> **What this task involves**: In the entries below, find the lines that contain the word "Иванов" and copy them.

> **Exercise data**:
#####
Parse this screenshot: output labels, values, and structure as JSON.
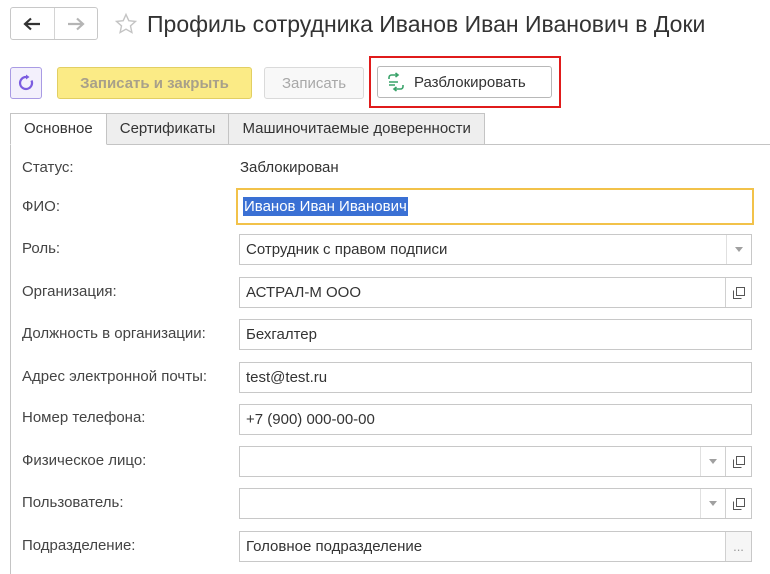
{
  "window": {
    "title": "Профиль сотрудника Иванов Иван Иванович в Доки"
  },
  "toolbar": {
    "save_close_label": "Записать и закрыть",
    "save_label": "Записать",
    "unlock_label": "Разблокировать"
  },
  "tabs": [
    {
      "label": "Основное",
      "active": true
    },
    {
      "label": "Сертификаты",
      "active": false
    },
    {
      "label": "Машиночитаемые доверенности",
      "active": false
    }
  ],
  "form": {
    "status": {
      "label": "Статус:",
      "value": "Заблокирован"
    },
    "fio": {
      "label": "ФИО:",
      "value": "Иванов Иван Иванович"
    },
    "role": {
      "label": "Роль:",
      "value": "Сотрудник с правом подписи"
    },
    "organization": {
      "label": "Организация:",
      "value": "АСТРАЛ-М ООО"
    },
    "position": {
      "label": "Должность в организации:",
      "value": "Бехгалтер"
    },
    "email": {
      "label": "Адрес электронной почты:",
      "value": "test@test.ru"
    },
    "phone": {
      "label": "Номер телефона:",
      "value": "+7 (900) 000-00-00"
    },
    "person": {
      "label": "Физическое лицо:",
      "value": ""
    },
    "user": {
      "label": "Пользователь:",
      "value": ""
    },
    "department": {
      "label": "Подразделение:",
      "value": "Головное подразделение"
    }
  },
  "colors": {
    "accent_yellow": "#fbeb86",
    "focus_border": "#f2c24a",
    "highlight_red": "#e01b1b",
    "selection_blue": "#3a70d4",
    "refresh_purple": "#7b5ce0",
    "unlock_green": "#3aa36a"
  },
  "icons": {
    "back": "arrow-left-icon",
    "forward": "arrow-right-icon",
    "favorite": "star-icon",
    "refresh": "refresh-icon",
    "unlock": "unlock-icon",
    "dropdown": "chevron-down-icon",
    "open": "open-window-icon",
    "choose": "ellipsis-icon"
  }
}
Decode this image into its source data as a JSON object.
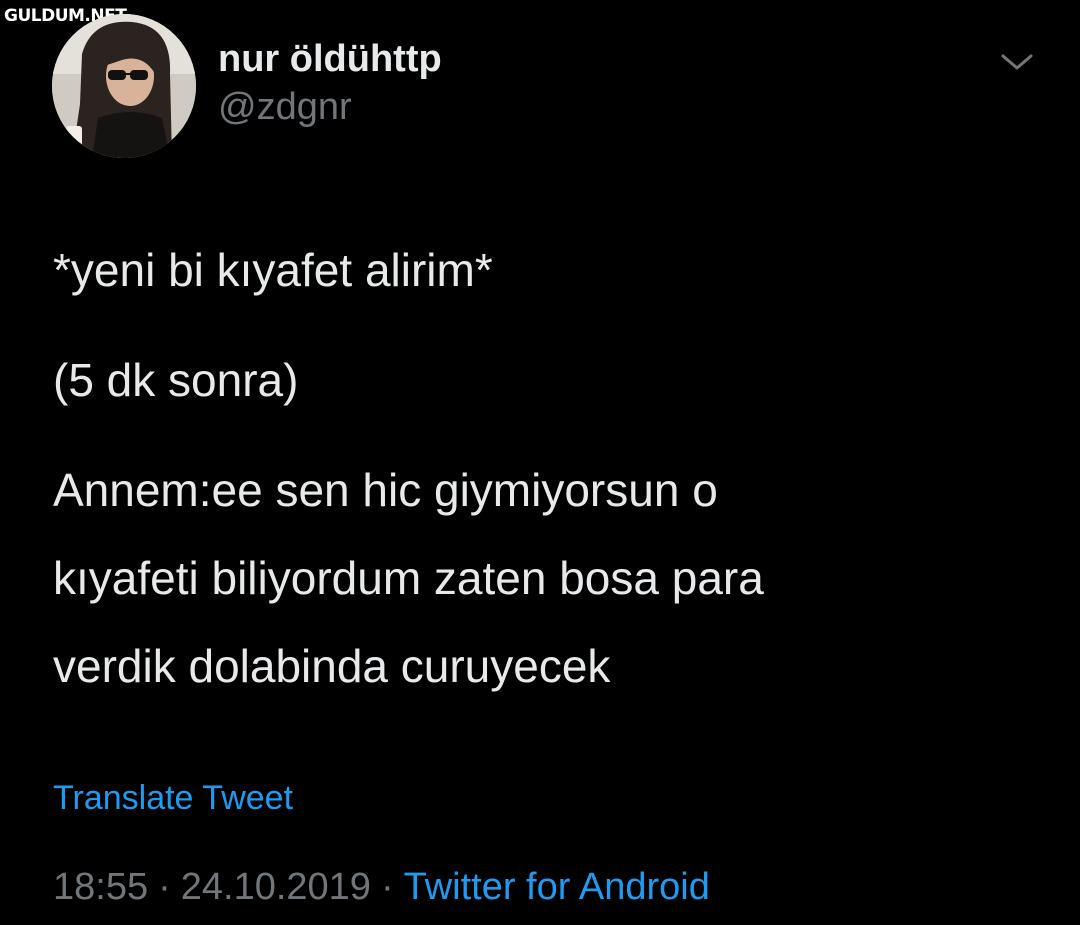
{
  "watermark": "GULDUM.NET",
  "user": {
    "display_name": "nur öldühttp",
    "handle": "@zdgnr"
  },
  "tweet": {
    "line1": "*yeni bi kıyafet alirim*",
    "line2": "(5 dk sonra)",
    "line3": [
      "Annem:ee sen hic giymiyorsun o",
      "kıyafeti biliyordum zaten bosa para",
      "verdik dolabinda curuyecek"
    ]
  },
  "translate_label": "Translate Tweet",
  "meta": {
    "time": "18:55",
    "date": "24.10.2019",
    "separator": "·",
    "source": "Twitter for Android"
  },
  "icons": {
    "caret": "chevron-down-icon",
    "avatar": "profile-photo"
  },
  "colors": {
    "background": "#000000",
    "text": "#e7e9ea",
    "secondary": "#71767b",
    "link": "#1d9bf0"
  }
}
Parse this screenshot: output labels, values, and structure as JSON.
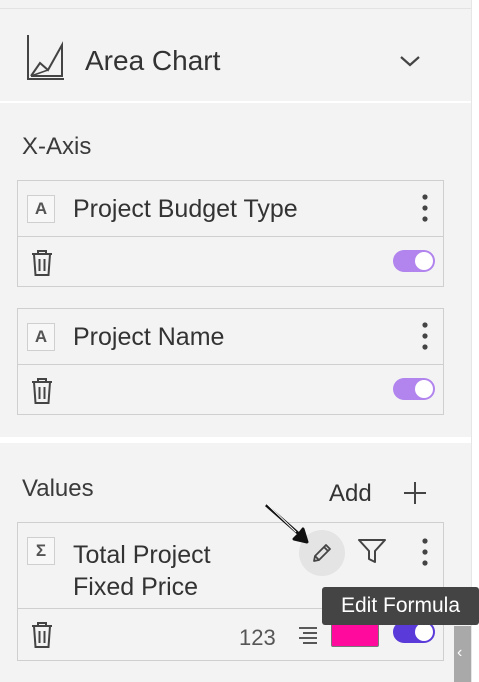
{
  "chart_type": {
    "label": "Area Chart",
    "icon": "area-chart-icon"
  },
  "x_axis": {
    "title": "X-Axis",
    "fields": [
      {
        "type_glyph": "A",
        "label": "Project Budget Type",
        "enabled": true
      },
      {
        "type_glyph": "A",
        "label": "Project Name",
        "enabled": true
      }
    ]
  },
  "values": {
    "title": "Values",
    "add_label": "Add",
    "fields": [
      {
        "type_glyph": "Σ",
        "label_line1": "Total Project",
        "label_line2": "Fixed Price",
        "number_format": "123",
        "series_color": "#ff0a9d",
        "enabled": true
      }
    ]
  },
  "tooltip": {
    "text": "Edit Formula"
  },
  "colors": {
    "toggle_on": "#b184ee",
    "toggle_active": "#5a3ad8",
    "tooltip_bg": "#444444"
  }
}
#####
> **Solution to the exercise**:
    "title": "Профиль сотрудника Иванов Иван Иванович в Доки"
      "value": "Иванов Иван Иванович"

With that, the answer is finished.